= Job =
Pick out all lines in the listing holding the string "this" and copy them.

= = = = =

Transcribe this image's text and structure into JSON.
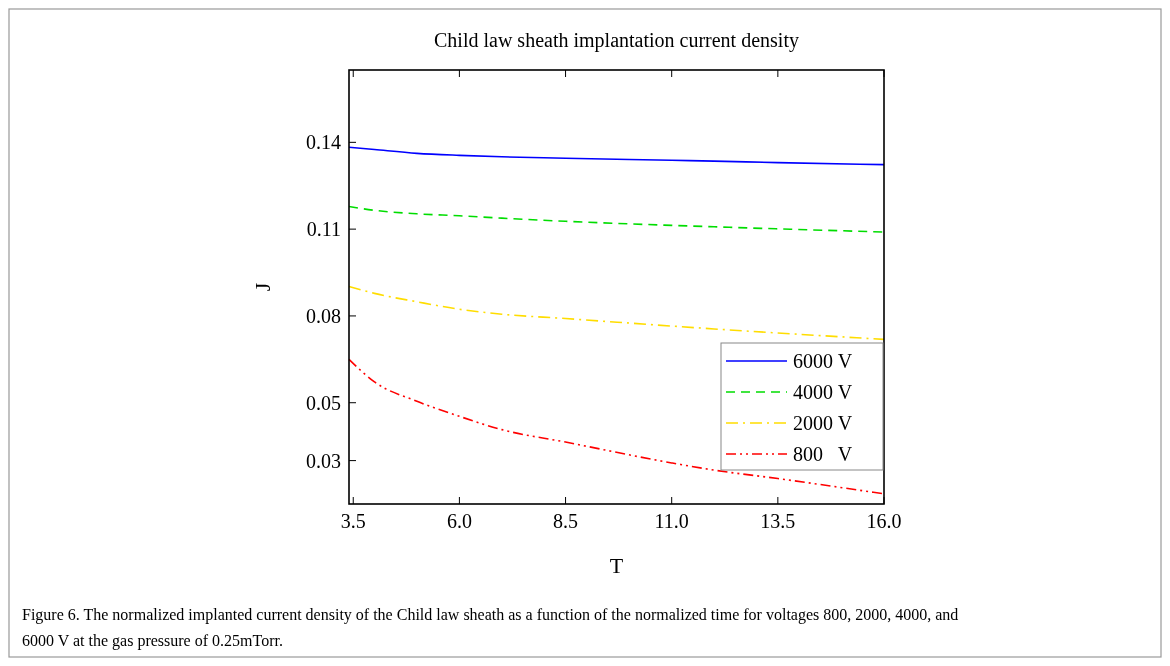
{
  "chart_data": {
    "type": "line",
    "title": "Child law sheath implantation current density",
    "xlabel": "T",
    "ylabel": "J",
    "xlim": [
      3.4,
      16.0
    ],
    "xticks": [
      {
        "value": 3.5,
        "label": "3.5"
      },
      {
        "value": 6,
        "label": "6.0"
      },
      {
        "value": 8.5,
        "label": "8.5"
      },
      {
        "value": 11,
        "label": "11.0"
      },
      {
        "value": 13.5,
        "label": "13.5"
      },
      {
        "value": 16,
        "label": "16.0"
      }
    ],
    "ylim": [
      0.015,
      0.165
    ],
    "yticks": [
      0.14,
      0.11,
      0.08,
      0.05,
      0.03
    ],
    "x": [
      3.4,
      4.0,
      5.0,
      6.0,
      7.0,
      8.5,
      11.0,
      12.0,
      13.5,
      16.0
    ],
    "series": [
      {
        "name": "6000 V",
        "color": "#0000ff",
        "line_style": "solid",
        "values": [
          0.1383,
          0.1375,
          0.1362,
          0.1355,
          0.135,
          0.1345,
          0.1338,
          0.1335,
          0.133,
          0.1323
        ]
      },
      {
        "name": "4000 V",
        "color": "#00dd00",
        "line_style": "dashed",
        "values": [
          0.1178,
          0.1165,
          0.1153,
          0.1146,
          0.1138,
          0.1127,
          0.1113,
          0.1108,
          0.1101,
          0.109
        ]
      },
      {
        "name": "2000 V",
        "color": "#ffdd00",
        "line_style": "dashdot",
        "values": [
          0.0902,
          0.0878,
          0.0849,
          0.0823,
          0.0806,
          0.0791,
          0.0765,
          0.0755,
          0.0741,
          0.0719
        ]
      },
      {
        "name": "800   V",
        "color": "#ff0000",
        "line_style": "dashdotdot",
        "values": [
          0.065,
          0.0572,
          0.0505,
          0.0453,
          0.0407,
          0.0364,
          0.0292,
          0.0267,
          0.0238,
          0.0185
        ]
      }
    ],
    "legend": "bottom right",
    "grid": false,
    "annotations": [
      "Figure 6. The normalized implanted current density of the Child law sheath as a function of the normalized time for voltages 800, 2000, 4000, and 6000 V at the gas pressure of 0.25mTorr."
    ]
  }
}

= = = = =

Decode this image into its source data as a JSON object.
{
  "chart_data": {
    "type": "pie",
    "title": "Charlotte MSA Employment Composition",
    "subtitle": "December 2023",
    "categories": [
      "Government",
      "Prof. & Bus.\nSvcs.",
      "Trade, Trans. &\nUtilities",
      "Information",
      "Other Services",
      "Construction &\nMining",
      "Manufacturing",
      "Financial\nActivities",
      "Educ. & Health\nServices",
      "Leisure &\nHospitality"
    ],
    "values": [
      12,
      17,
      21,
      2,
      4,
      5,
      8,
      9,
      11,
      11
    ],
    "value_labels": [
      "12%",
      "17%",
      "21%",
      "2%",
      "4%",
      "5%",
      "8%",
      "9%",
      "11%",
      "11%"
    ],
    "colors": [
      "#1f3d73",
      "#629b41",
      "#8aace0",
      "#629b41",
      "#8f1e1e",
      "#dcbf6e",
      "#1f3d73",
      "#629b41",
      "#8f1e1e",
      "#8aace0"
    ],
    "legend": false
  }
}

= = = = =

= Exercise response =
Transcribe this image's text and structure into JSON.
Decode this image into its source data as a JSON object.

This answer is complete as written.